» **Dataset excerpts**:
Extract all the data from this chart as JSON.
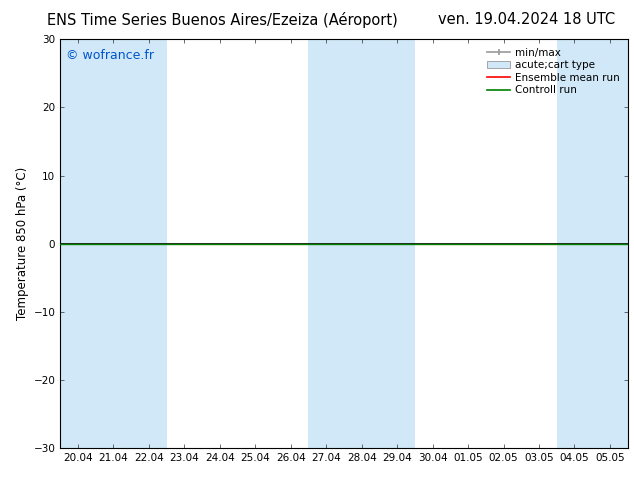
{
  "title_left": "ENS Time Series Buenos Aires/Ezeiza (Aéroport)",
  "title_right": "ven. 19.04.2024 18 UTC",
  "ylabel": "Temperature 850 hPa (°C)",
  "watermark": "© wofrance.fr",
  "ylim": [
    -30,
    30
  ],
  "yticks": [
    -30,
    -20,
    -10,
    0,
    10,
    20,
    30
  ],
  "xtick_labels": [
    "20.04",
    "21.04",
    "22.04",
    "23.04",
    "24.04",
    "25.04",
    "26.04",
    "27.04",
    "28.04",
    "29.04",
    "30.04",
    "01.05",
    "02.05",
    "03.05",
    "04.05",
    "05.05"
  ],
  "num_xticks": 16,
  "fig_bg_color": "#ffffff",
  "plot_bg_color": "#ffffff",
  "shaded_columns": [
    0,
    1,
    2,
    7,
    8,
    9,
    14,
    15
  ],
  "shaded_color": "#d0e8f8",
  "zero_line_color": "#000000",
  "green_line_color": "#008000",
  "red_line_color": "#ff0000",
  "border_color": "#000000",
  "title_fontsize": 10.5,
  "tick_fontsize": 7.5,
  "ylabel_fontsize": 8.5,
  "watermark_color": "#0055cc",
  "watermark_fontsize": 9,
  "legend_fontsize": 7.5
}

» **Task instructions**: In your copy of the records, include no pictures; repeat everything else exactly.

» **Exercise response**:
Extract all the data from this chart as JSON.
{
  "title_left": "ENS Time Series Buenos Aires/Ezeiza (Aéroport)",
  "title_right": "ven. 19.04.2024 18 UTC",
  "ylabel": "Temperature 850 hPa (°C)",
  "watermark": "© wofrance.fr",
  "ylim": [
    -30,
    30
  ],
  "yticks": [
    -30,
    -20,
    -10,
    0,
    10,
    20,
    30
  ],
  "xtick_labels": [
    "20.04",
    "21.04",
    "22.04",
    "23.04",
    "24.04",
    "25.04",
    "26.04",
    "27.04",
    "28.04",
    "29.04",
    "30.04",
    "01.05",
    "02.05",
    "03.05",
    "04.05",
    "05.05"
  ],
  "num_xticks": 16,
  "fig_bg_color": "#ffffff",
  "plot_bg_color": "#ffffff",
  "shaded_columns": [
    0,
    1,
    2,
    7,
    8,
    9,
    14,
    15
  ],
  "shaded_color": "#d0e8f8",
  "zero_line_color": "#000000",
  "green_line_color": "#008000",
  "red_line_color": "#ff0000",
  "border_color": "#000000",
  "title_fontsize": 10.5,
  "tick_fontsize": 7.5,
  "ylabel_fontsize": 8.5,
  "watermark_color": "#0055cc",
  "watermark_fontsize": 9,
  "legend_fontsize": 7.5
}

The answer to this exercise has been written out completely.